Quote every entry word for word.
## begin
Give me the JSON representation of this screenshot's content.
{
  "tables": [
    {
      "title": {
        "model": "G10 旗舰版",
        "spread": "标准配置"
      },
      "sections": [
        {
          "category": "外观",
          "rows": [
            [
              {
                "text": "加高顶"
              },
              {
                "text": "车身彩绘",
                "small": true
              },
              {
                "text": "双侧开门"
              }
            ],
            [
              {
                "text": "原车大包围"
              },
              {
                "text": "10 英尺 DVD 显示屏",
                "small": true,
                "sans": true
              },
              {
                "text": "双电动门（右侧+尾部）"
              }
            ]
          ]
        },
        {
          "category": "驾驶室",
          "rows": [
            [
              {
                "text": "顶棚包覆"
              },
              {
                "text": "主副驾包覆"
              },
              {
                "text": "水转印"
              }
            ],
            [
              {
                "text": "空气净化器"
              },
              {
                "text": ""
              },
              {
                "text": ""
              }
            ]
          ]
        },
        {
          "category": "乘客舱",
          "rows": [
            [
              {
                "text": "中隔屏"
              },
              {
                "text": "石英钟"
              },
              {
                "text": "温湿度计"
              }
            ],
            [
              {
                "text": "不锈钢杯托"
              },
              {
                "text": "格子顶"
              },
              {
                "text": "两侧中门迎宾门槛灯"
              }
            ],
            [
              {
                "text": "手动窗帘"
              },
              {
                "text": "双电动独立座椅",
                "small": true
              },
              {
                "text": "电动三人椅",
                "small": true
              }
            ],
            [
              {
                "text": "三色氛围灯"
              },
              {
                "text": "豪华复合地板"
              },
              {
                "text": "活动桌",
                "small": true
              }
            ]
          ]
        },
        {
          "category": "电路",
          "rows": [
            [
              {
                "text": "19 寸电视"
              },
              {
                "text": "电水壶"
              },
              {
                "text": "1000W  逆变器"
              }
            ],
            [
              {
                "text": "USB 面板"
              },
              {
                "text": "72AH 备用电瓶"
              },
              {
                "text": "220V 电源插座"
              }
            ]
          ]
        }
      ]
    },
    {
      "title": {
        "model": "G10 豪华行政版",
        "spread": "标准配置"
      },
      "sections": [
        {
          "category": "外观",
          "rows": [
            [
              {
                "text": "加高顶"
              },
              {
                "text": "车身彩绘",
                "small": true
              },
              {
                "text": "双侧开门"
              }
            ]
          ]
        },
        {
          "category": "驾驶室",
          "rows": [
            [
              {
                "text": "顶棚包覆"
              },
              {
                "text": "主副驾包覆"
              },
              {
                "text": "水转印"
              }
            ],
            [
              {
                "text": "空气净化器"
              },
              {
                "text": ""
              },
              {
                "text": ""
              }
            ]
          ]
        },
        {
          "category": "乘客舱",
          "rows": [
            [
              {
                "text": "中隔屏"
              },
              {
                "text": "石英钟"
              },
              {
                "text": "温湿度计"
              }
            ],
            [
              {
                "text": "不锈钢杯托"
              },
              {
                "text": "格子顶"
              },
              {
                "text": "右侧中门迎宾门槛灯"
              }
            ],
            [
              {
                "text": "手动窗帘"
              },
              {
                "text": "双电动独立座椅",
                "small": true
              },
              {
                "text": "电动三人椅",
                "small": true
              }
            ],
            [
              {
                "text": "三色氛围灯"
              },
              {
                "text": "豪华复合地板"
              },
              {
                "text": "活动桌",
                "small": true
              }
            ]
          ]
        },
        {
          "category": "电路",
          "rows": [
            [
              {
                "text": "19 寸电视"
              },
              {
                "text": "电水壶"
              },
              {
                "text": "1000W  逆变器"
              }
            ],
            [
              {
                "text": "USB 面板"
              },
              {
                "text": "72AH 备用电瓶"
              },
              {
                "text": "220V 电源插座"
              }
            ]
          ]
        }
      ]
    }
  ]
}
## end
● Reply:
Give me the JSON representation of this screenshot's content.
{
  "tables": [
    {
      "title": {
        "model": "G10 旗舰版",
        "spread": "标准配置"
      },
      "sections": [
        {
          "category": "外观",
          "rows": [
            [
              {
                "text": "加高顶"
              },
              {
                "text": "车身彩绘",
                "small": true
              },
              {
                "text": "双侧开门"
              }
            ],
            [
              {
                "text": "原车大包围"
              },
              {
                "text": "10 英尺 DVD 显示屏",
                "small": true,
                "sans": true
              },
              {
                "text": "双电动门（右侧+尾部）"
              }
            ]
          ]
        },
        {
          "category": "驾驶室",
          "rows": [
            [
              {
                "text": "顶棚包覆"
              },
              {
                "text": "主副驾包覆"
              },
              {
                "text": "水转印"
              }
            ],
            [
              {
                "text": "空气净化器"
              },
              {
                "text": ""
              },
              {
                "text": ""
              }
            ]
          ]
        },
        {
          "category": "乘客舱",
          "rows": [
            [
              {
                "text": "中隔屏"
              },
              {
                "text": "石英钟"
              },
              {
                "text": "温湿度计"
              }
            ],
            [
              {
                "text": "不锈钢杯托"
              },
              {
                "text": "格子顶"
              },
              {
                "text": "两侧中门迎宾门槛灯"
              }
            ],
            [
              {
                "text": "手动窗帘"
              },
              {
                "text": "双电动独立座椅",
                "small": true
              },
              {
                "text": "电动三人椅",
                "small": true
              }
            ],
            [
              {
                "text": "三色氛围灯"
              },
              {
                "text": "豪华复合地板"
              },
              {
                "text": "活动桌",
                "small": true
              }
            ]
          ]
        },
        {
          "category": "电路",
          "rows": [
            [
              {
                "text": "19 寸电视"
              },
              {
                "text": "电水壶"
              },
              {
                "text": "1000W  逆变器"
              }
            ],
            [
              {
                "text": "USB 面板"
              },
              {
                "text": "72AH 备用电瓶"
              },
              {
                "text": "220V 电源插座"
              }
            ]
          ]
        }
      ]
    },
    {
      "title": {
        "model": "G10 豪华行政版",
        "spread": "标准配置"
      },
      "sections": [
        {
          "category": "外观",
          "rows": [
            [
              {
                "text": "加高顶"
              },
              {
                "text": "车身彩绘",
                "small": true
              },
              {
                "text": "双侧开门"
              }
            ]
          ]
        },
        {
          "category": "驾驶室",
          "rows": [
            [
              {
                "text": "顶棚包覆"
              },
              {
                "text": "主副驾包覆"
              },
              {
                "text": "水转印"
              }
            ],
            [
              {
                "text": "空气净化器"
              },
              {
                "text": ""
              },
              {
                "text": ""
              }
            ]
          ]
        },
        {
          "category": "乘客舱",
          "rows": [
            [
              {
                "text": "中隔屏"
              },
              {
                "text": "石英钟"
              },
              {
                "text": "温湿度计"
              }
            ],
            [
              {
                "text": "不锈钢杯托"
              },
              {
                "text": "格子顶"
              },
              {
                "text": "右侧中门迎宾门槛灯"
              }
            ],
            [
              {
                "text": "手动窗帘"
              },
              {
                "text": "双电动独立座椅",
                "small": true
              },
              {
                "text": "电动三人椅",
                "small": true
              }
            ],
            [
              {
                "text": "三色氛围灯"
              },
              {
                "text": "豪华复合地板"
              },
              {
                "text": "活动桌",
                "small": true
              }
            ]
          ]
        },
        {
          "category": "电路",
          "rows": [
            [
              {
                "text": "19 寸电视"
              },
              {
                "text": "电水壶"
              },
              {
                "text": "1000W  逆变器"
              }
            ],
            [
              {
                "text": "USB 面板"
              },
              {
                "text": "72AH 备用电瓶"
              },
              {
                "text": "220V 电源插座"
              }
            ]
          ]
        }
      ]
    }
  ]
}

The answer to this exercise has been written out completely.